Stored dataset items
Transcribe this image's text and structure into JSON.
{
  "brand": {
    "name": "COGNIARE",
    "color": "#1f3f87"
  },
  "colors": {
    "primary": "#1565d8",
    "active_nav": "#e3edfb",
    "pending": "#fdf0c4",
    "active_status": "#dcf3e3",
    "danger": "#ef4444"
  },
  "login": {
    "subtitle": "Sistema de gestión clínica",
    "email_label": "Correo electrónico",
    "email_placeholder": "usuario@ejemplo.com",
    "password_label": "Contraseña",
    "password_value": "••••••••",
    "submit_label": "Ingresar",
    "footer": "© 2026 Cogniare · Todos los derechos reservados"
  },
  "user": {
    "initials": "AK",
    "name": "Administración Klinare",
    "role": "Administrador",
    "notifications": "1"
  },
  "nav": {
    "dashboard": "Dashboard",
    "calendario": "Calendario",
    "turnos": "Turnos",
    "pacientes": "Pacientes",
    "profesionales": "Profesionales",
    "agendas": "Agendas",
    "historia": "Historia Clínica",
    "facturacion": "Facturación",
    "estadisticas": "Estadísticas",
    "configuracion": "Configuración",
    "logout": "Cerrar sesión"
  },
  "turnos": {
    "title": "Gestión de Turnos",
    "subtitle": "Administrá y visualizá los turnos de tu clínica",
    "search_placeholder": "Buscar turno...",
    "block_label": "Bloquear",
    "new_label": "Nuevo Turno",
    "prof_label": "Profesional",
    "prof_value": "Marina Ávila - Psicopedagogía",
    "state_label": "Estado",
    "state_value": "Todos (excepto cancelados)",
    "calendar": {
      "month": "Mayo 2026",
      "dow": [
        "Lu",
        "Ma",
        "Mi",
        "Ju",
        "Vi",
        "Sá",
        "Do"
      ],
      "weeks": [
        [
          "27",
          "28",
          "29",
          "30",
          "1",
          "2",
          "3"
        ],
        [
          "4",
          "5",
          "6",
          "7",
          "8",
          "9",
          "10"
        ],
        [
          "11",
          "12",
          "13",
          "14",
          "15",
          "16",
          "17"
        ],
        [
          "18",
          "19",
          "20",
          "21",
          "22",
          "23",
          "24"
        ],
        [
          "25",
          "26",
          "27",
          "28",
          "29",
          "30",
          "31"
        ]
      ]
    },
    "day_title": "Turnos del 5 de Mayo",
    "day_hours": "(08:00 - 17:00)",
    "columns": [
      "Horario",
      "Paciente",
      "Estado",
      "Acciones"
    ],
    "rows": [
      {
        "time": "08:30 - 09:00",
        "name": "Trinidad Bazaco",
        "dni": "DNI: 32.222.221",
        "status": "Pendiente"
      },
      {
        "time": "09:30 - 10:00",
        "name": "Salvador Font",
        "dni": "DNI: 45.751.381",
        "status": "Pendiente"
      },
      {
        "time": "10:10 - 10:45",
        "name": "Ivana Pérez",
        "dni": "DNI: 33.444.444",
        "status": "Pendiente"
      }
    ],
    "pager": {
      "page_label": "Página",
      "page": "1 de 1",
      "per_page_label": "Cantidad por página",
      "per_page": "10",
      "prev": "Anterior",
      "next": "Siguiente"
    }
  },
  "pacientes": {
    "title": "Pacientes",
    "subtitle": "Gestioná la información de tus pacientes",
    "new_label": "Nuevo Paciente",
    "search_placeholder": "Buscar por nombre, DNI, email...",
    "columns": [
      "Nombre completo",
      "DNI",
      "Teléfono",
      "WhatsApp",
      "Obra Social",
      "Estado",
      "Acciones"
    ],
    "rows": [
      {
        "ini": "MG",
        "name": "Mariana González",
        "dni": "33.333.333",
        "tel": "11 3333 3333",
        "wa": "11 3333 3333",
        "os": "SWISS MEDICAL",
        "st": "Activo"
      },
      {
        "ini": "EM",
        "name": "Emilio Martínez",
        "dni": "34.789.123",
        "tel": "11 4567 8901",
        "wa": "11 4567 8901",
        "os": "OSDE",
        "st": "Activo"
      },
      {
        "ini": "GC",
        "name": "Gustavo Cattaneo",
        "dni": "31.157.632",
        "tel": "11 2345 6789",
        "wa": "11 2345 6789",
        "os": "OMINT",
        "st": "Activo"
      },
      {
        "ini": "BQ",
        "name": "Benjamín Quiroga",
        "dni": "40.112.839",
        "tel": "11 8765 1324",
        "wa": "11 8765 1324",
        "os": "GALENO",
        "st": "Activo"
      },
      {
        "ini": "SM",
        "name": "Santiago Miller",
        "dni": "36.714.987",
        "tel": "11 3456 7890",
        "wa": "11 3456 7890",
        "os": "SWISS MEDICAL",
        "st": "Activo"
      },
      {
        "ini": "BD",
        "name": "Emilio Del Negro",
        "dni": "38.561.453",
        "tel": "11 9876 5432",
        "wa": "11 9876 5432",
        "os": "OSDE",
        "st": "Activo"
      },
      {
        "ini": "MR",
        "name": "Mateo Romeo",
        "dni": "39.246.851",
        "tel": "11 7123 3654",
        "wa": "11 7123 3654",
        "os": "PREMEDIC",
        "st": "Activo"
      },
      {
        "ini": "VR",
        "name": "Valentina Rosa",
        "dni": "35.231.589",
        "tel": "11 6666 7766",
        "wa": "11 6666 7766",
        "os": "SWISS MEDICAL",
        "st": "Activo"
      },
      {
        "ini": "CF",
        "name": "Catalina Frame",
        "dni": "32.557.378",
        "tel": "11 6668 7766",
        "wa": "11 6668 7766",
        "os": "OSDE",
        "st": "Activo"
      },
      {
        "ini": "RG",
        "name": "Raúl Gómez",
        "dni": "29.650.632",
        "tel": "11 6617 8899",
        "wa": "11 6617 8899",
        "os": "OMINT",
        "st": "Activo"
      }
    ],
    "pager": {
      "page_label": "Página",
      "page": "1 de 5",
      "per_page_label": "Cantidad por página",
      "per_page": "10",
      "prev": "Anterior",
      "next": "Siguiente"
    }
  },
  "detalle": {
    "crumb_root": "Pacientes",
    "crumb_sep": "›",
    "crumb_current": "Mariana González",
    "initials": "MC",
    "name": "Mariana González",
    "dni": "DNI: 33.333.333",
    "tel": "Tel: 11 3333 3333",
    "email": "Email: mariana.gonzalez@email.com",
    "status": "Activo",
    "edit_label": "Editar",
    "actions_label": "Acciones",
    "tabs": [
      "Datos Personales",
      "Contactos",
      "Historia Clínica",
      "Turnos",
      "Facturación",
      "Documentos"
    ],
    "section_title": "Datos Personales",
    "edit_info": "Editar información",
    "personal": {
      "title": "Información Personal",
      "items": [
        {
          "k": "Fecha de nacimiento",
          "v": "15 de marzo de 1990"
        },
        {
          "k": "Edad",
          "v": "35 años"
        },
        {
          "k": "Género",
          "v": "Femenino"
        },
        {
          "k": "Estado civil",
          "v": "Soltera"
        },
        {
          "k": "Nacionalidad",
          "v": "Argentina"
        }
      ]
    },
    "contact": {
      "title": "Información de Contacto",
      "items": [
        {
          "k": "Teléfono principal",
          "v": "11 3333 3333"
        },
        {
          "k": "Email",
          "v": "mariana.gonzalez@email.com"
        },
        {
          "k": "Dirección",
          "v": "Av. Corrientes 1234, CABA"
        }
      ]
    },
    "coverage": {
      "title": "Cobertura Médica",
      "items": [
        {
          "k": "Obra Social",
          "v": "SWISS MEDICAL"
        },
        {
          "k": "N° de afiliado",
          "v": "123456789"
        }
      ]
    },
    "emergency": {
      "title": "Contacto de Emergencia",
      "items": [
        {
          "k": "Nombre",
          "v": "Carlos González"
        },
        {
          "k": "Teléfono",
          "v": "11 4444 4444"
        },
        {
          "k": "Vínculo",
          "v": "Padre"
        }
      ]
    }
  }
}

- [THE TASK] Return the listing above in its exact form.

- [THE COMPLETED TASK]
Transcribe this image's text and structure into JSON.
{
  "brand": {
    "name": "COGNIARE",
    "color": "#1f3f87"
  },
  "colors": {
    "primary": "#1565d8",
    "active_nav": "#e3edfb",
    "pending": "#fdf0c4",
    "active_status": "#dcf3e3",
    "danger": "#ef4444"
  },
  "login": {
    "subtitle": "Sistema de gestión clínica",
    "email_label": "Correo electrónico",
    "email_placeholder": "usuario@ejemplo.com",
    "password_label": "Contraseña",
    "password_value": "••••••••",
    "submit_label": "Ingresar",
    "footer": "© 2026 Cogniare · Todos los derechos reservados"
  },
  "user": {
    "initials": "AK",
    "name": "Administración Klinare",
    "role": "Administrador",
    "notifications": "1"
  },
  "nav": {
    "dashboard": "Dashboard",
    "calendario": "Calendario",
    "turnos": "Turnos",
    "pacientes": "Pacientes",
    "profesionales": "Profesionales",
    "agendas": "Agendas",
    "historia": "Historia Clínica",
    "facturacion": "Facturación",
    "estadisticas": "Estadísticas",
    "configuracion": "Configuración",
    "logout": "Cerrar sesión"
  },
  "turnos": {
    "title": "Gestión de Turnos",
    "subtitle": "Administrá y visualizá los turnos de tu clínica",
    "search_placeholder": "Buscar turno...",
    "block_label": "Bloquear",
    "new_label": "Nuevo Turno",
    "prof_label": "Profesional",
    "prof_value": "Marina Ávila - Psicopedagogía",
    "state_label": "Estado",
    "state_value": "Todos (excepto cancelados)",
    "calendar": {
      "month": "Mayo 2026",
      "dow": [
        "Lu",
        "Ma",
        "Mi",
        "Ju",
        "Vi",
        "Sá",
        "Do"
      ],
      "weeks": [
        [
          "27",
          "28",
          "29",
          "30",
          "1",
          "2",
          "3"
        ],
        [
          "4",
          "5",
          "6",
          "7",
          "8",
          "9",
          "10"
        ],
        [
          "11",
          "12",
          "13",
          "14",
          "15",
          "16",
          "17"
        ],
        [
          "18",
          "19",
          "20",
          "21",
          "22",
          "23",
          "24"
        ],
        [
          "25",
          "26",
          "27",
          "28",
          "29",
          "30",
          "31"
        ]
      ]
    },
    "day_title": "Turnos del 5 de Mayo",
    "day_hours": "(08:00 - 17:00)",
    "columns": [
      "Horario",
      "Paciente",
      "Estado",
      "Acciones"
    ],
    "rows": [
      {
        "time": "08:30 - 09:00",
        "name": "Trinidad Bazaco",
        "dni": "DNI: 32.222.221",
        "status": "Pendiente"
      },
      {
        "time": "09:30 - 10:00",
        "name": "Salvador Font",
        "dni": "DNI: 45.751.381",
        "status": "Pendiente"
      },
      {
        "time": "10:10 - 10:45",
        "name": "Ivana Pérez",
        "dni": "DNI: 33.444.444",
        "status": "Pendiente"
      }
    ],
    "pager": {
      "page_label": "Página",
      "page": "1 de 1",
      "per_page_label": "Cantidad por página",
      "per_page": "10",
      "prev": "Anterior",
      "next": "Siguiente"
    }
  },
  "pacientes": {
    "title": "Pacientes",
    "subtitle": "Gestioná la información de tus pacientes",
    "new_label": "Nuevo Paciente",
    "search_placeholder": "Buscar por nombre, DNI, email...",
    "columns": [
      "Nombre completo",
      "DNI",
      "Teléfono",
      "WhatsApp",
      "Obra Social",
      "Estado",
      "Acciones"
    ],
    "rows": [
      {
        "ini": "MG",
        "name": "Mariana González",
        "dni": "33.333.333",
        "tel": "11 3333 3333",
        "wa": "11 3333 3333",
        "os": "SWISS MEDICAL",
        "st": "Activo"
      },
      {
        "ini": "EM",
        "name": "Emilio Martínez",
        "dni": "34.789.123",
        "tel": "11 4567 8901",
        "wa": "11 4567 8901",
        "os": "OSDE",
        "st": "Activo"
      },
      {
        "ini": "GC",
        "name": "Gustavo Cattaneo",
        "dni": "31.157.632",
        "tel": "11 2345 6789",
        "wa": "11 2345 6789",
        "os": "OMINT",
        "st": "Activo"
      },
      {
        "ini": "BQ",
        "name": "Benjamín Quiroga",
        "dni": "40.112.839",
        "tel": "11 8765 1324",
        "wa": "11 8765 1324",
        "os": "GALENO",
        "st": "Activo"
      },
      {
        "ini": "SM",
        "name": "Santiago Miller",
        "dni": "36.714.987",
        "tel": "11 3456 7890",
        "wa": "11 3456 7890",
        "os": "SWISS MEDICAL",
        "st": "Activo"
      },
      {
        "ini": "BD",
        "name": "Emilio Del Negro",
        "dni": "38.561.453",
        "tel": "11 9876 5432",
        "wa": "11 9876 5432",
        "os": "OSDE",
        "st": "Activo"
      },
      {
        "ini": "MR",
        "name": "Mateo Romeo",
        "dni": "39.246.851",
        "tel": "11 7123 3654",
        "wa": "11 7123 3654",
        "os": "PREMEDIC",
        "st": "Activo"
      },
      {
        "ini": "VR",
        "name": "Valentina Rosa",
        "dni": "35.231.589",
        "tel": "11 6666 7766",
        "wa": "11 6666 7766",
        "os": "SWISS MEDICAL",
        "st": "Activo"
      },
      {
        "ini": "CF",
        "name": "Catalina Frame",
        "dni": "32.557.378",
        "tel": "11 6668 7766",
        "wa": "11 6668 7766",
        "os": "OSDE",
        "st": "Activo"
      },
      {
        "ini": "RG",
        "name": "Raúl Gómez",
        "dni": "29.650.632",
        "tel": "11 6617 8899",
        "wa": "11 6617 8899",
        "os": "OMINT",
        "st": "Activo"
      }
    ],
    "pager": {
      "page_label": "Página",
      "page": "1 de 5",
      "per_page_label": "Cantidad por página",
      "per_page": "10",
      "prev": "Anterior",
      "next": "Siguiente"
    }
  },
  "detalle": {
    "crumb_root": "Pacientes",
    "crumb_sep": "›",
    "crumb_current": "Mariana González",
    "initials": "MC",
    "name": "Mariana González",
    "dni": "DNI: 33.333.333",
    "tel": "Tel: 11 3333 3333",
    "email": "Email: mariana.gonzalez@email.com",
    "status": "Activo",
    "edit_label": "Editar",
    "actions_label": "Acciones",
    "tabs": [
      "Datos Personales",
      "Contactos",
      "Historia Clínica",
      "Turnos",
      "Facturación",
      "Documentos"
    ],
    "section_title": "Datos Personales",
    "edit_info": "Editar información",
    "personal": {
      "title": "Información Personal",
      "items": [
        {
          "k": "Fecha de nacimiento",
          "v": "15 de marzo de 1990"
        },
        {
          "k": "Edad",
          "v": "35 años"
        },
        {
          "k": "Género",
          "v": "Femenino"
        },
        {
          "k": "Estado civil",
          "v": "Soltera"
        },
        {
          "k": "Nacionalidad",
          "v": "Argentina"
        }
      ]
    },
    "contact": {
      "title": "Información de Contacto",
      "items": [
        {
          "k": "Teléfono principal",
          "v": "11 3333 3333"
        },
        {
          "k": "Email",
          "v": "mariana.gonzalez@email.com"
        },
        {
          "k": "Dirección",
          "v": "Av. Corrientes 1234, CABA"
        }
      ]
    },
    "coverage": {
      "title": "Cobertura Médica",
      "items": [
        {
          "k": "Obra Social",
          "v": "SWISS MEDICAL"
        },
        {
          "k": "N° de afiliado",
          "v": "123456789"
        }
      ]
    },
    "emergency": {
      "title": "Contacto de Emergencia",
      "items": [
        {
          "k": "Nombre",
          "v": "Carlos González"
        },
        {
          "k": "Teléfono",
          "v": "11 4444 4444"
        },
        {
          "k": "Vínculo",
          "v": "Padre"
        }
      ]
    }
  }
}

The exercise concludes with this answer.